#### Problem requirements
Repeat the material below exactly, line for line.

• • • •

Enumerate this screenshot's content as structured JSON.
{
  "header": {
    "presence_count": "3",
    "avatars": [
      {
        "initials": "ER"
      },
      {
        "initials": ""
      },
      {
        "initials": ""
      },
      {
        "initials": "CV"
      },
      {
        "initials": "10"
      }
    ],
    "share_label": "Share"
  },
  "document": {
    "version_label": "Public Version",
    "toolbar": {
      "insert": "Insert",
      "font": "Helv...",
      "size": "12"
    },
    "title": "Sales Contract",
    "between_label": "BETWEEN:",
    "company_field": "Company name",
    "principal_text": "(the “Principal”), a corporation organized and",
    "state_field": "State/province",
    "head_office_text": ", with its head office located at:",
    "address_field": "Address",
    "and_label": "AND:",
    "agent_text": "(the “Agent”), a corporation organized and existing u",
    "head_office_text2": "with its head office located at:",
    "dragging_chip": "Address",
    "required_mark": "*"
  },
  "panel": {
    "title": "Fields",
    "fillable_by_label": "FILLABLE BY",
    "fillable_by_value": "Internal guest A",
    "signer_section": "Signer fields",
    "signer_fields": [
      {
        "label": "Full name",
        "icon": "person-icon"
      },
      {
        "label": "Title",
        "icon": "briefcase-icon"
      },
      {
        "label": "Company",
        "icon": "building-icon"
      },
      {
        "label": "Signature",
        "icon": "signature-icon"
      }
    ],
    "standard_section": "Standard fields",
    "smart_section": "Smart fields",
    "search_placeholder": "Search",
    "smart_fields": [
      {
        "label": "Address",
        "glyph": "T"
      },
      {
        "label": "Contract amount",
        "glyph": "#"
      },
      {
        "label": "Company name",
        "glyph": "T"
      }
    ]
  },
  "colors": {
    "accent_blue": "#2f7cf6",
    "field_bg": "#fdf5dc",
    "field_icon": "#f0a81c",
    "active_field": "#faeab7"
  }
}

• • • •

#### Final result
Enumerate this screenshot's content as structured JSON.
{
  "header": {
    "presence_count": "3",
    "avatars": [
      {
        "initials": "ER"
      },
      {
        "initials": ""
      },
      {
        "initials": ""
      },
      {
        "initials": "CV"
      },
      {
        "initials": "10"
      }
    ],
    "share_label": "Share"
  },
  "document": {
    "version_label": "Public Version",
    "toolbar": {
      "insert": "Insert",
      "font": "Helv...",
      "size": "12"
    },
    "title": "Sales Contract",
    "between_label": "BETWEEN:",
    "company_field": "Company name",
    "principal_text": "(the “Principal”), a corporation organized and",
    "state_field": "State/province",
    "head_office_text": ", with its head office located at:",
    "address_field": "Address",
    "and_label": "AND:",
    "agent_text": "(the “Agent”), a corporation organized and existing u",
    "head_office_text2": "with its head office located at:",
    "dragging_chip": "Address",
    "required_mark": "*"
  },
  "panel": {
    "title": "Fields",
    "fillable_by_label": "FILLABLE BY",
    "fillable_by_value": "Internal guest A",
    "signer_section": "Signer fields",
    "signer_fields": [
      {
        "label": "Full name",
        "icon": "person-icon"
      },
      {
        "label": "Title",
        "icon": "briefcase-icon"
      },
      {
        "label": "Company",
        "icon": "building-icon"
      },
      {
        "label": "Signature",
        "icon": "signature-icon"
      }
    ],
    "standard_section": "Standard fields",
    "smart_section": "Smart fields",
    "search_placeholder": "Search",
    "smart_fields": [
      {
        "label": "Address",
        "glyph": "T"
      },
      {
        "label": "Contract amount",
        "glyph": "#"
      },
      {
        "label": "Company name",
        "glyph": "T"
      }
    ]
  },
  "colors": {
    "accent_blue": "#2f7cf6",
    "field_bg": "#fdf5dc",
    "field_icon": "#f0a81c",
    "active_field": "#faeab7"
  }
}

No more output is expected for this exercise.